* Data records:
==================================================
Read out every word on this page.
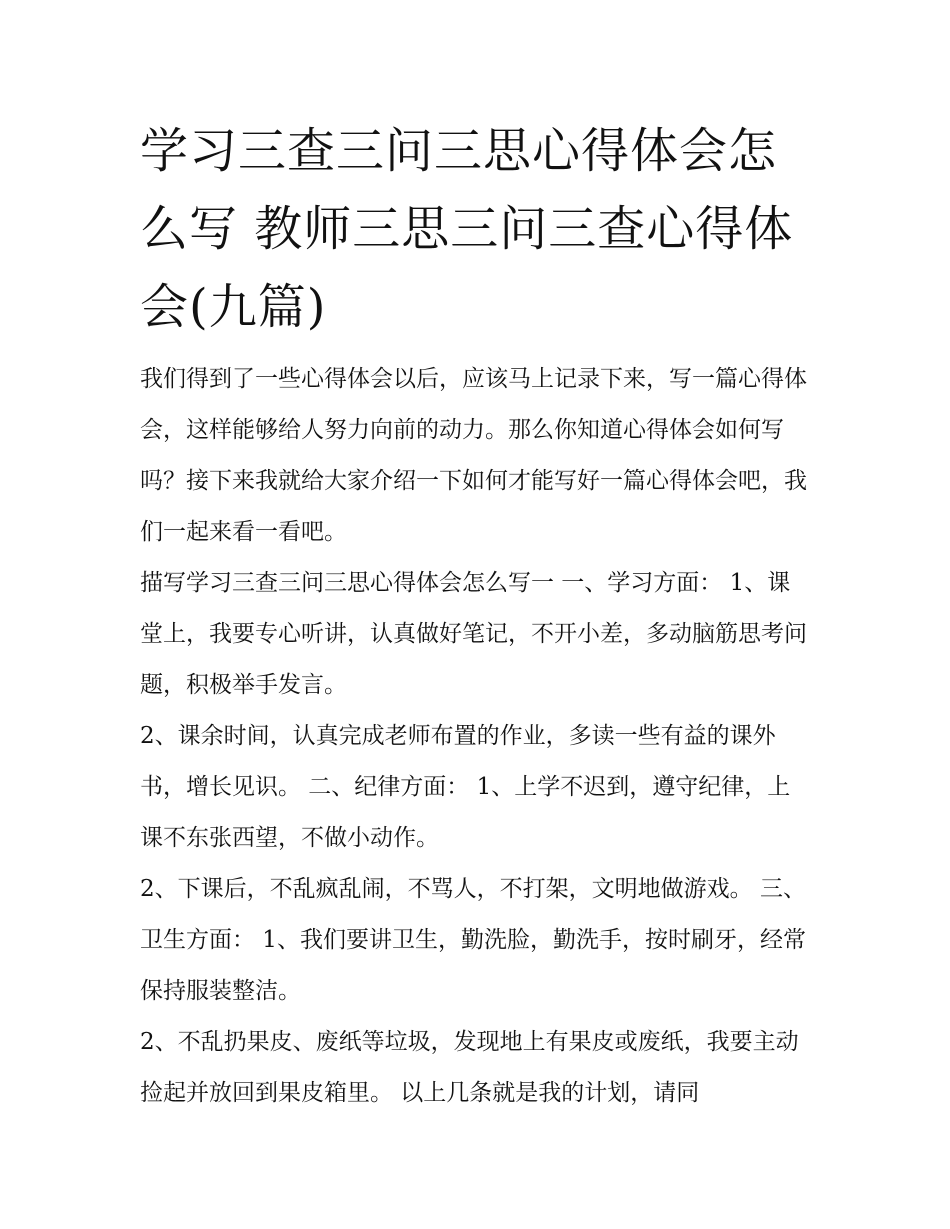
学习三查三问三思心得体会怎么写 教师三思三问三查心得体会(九篇)

我们得到了一些心得体会以后，应该马上记录下来，写一篇心得体会，这样能够给人努力向前的动力。那么你知道心得体会如何写吗？接下来我就给大家介绍一下如何才能写好一篇心得体会吧，我们一起来看一看吧。

描写学习三查三问三思心得体会怎么写一 一、学习方面： 1、课堂上，我要专心听讲，认真做好笔记，不开小差，多动脑筋思考问题，积极举手发言。

2、课余时间，认真完成老师布置的作业，多读一些有益的课外书，增长见识。 二、纪律方面： 1、上学不迟到，遵守纪律，上课不东张西望，不做小动作。

2、下课后，不乱疯乱闹，不骂人，不打架，文明地做游戏。 三、卫生方面： 1、我们要讲卫生，勤洗脸，勤洗手，按时刷牙，经常保持服装整洁。

2、不乱扔果皮、废纸等垃圾，发现地上有果皮或废纸，我要主动捡起并放回到果皮箱里。 以上几条就是我的计划，请同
==================================================
* Challenge:
Reproduce each line exactly as it appears, omitting the pictures.

* Complete answer:
Read out every word on this page.
学习三查三问三思心得体会怎么写 教师三思三问三查心得体会(九篇)

我们得到了一些心得体会以后，应该马上记录下来，写一篇心得体会，这样能够给人努力向前的动力。那么你知道心得体会如何写吗？接下来我就给大家介绍一下如何才能写好一篇心得体会吧，我们一起来看一看吧。

描写学习三查三问三思心得体会怎么写一 一、学习方面： 1、课堂上，我要专心听讲，认真做好笔记，不开小差，多动脑筋思考问题，积极举手发言。

2、课余时间，认真完成老师布置的作业，多读一些有益的课外书，增长见识。 二、纪律方面： 1、上学不迟到，遵守纪律，上课不东张西望，不做小动作。

2、下课后，不乱疯乱闹，不骂人，不打架，文明地做游戏。 三、卫生方面： 1、我们要讲卫生，勤洗脸，勤洗手，按时刷牙，经常保持服装整洁。

2、不乱扔果皮、废纸等垃圾，发现地上有果皮或废纸，我要主动捡起并放回到果皮箱里。 以上几条就是我的计划，请同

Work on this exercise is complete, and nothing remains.